**Task instructions:**
Extract each line where the string "мелкие" shows up.

**Records for this exercise:**
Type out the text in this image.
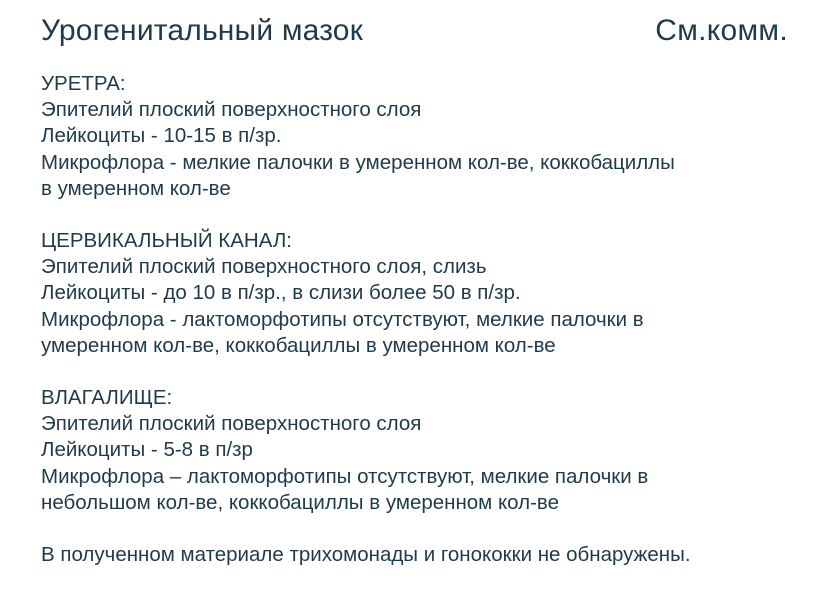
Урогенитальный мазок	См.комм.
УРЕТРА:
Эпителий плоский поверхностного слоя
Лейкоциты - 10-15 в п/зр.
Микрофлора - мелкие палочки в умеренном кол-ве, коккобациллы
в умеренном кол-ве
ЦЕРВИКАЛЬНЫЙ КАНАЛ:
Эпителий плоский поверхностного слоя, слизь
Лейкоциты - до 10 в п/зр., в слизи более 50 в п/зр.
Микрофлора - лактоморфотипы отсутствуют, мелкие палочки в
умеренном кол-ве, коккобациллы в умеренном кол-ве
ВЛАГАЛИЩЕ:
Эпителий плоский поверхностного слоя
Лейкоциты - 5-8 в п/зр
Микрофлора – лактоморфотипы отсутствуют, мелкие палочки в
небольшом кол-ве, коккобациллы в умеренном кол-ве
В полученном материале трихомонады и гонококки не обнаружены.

==

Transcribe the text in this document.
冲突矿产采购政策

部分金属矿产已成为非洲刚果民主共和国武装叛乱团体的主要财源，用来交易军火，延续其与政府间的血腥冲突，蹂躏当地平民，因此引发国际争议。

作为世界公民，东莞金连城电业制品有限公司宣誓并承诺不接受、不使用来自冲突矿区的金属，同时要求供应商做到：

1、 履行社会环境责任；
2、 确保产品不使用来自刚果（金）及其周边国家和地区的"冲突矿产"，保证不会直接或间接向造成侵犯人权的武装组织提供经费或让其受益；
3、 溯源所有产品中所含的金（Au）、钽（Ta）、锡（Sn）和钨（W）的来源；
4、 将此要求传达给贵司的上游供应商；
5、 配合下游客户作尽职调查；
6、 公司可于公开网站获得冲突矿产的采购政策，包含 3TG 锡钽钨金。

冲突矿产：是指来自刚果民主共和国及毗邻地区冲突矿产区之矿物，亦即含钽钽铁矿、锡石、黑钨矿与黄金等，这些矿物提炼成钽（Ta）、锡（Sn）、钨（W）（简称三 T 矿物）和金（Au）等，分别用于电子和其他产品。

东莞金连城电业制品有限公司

**The result:**
Микрофлора - мелкие палочки в умеренном кол-ве, коккобациллы
Микрофлора - лактоморфотипы отсутствуют, мелкие палочки в
Микрофлора – лактоморфотипы отсутствуют, мелкие палочки в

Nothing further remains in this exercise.